(Written exercise) Scan the records for the word "avatar". Copy each line that includes it.

(Raw records)
+ + + +

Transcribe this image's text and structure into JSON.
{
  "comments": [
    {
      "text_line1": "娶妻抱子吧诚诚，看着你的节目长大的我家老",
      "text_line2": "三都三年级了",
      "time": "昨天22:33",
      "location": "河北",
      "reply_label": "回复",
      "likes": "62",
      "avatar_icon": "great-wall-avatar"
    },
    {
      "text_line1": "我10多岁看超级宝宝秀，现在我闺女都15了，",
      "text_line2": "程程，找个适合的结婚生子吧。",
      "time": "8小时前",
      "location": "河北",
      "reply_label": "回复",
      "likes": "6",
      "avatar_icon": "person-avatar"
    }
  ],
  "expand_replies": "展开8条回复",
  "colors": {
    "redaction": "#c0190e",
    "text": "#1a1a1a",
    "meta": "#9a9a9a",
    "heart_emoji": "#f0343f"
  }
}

+ + + +

(Final result)
      "avatar_icon": "great-wall-avatar"
      "avatar_icon": "person-avatar"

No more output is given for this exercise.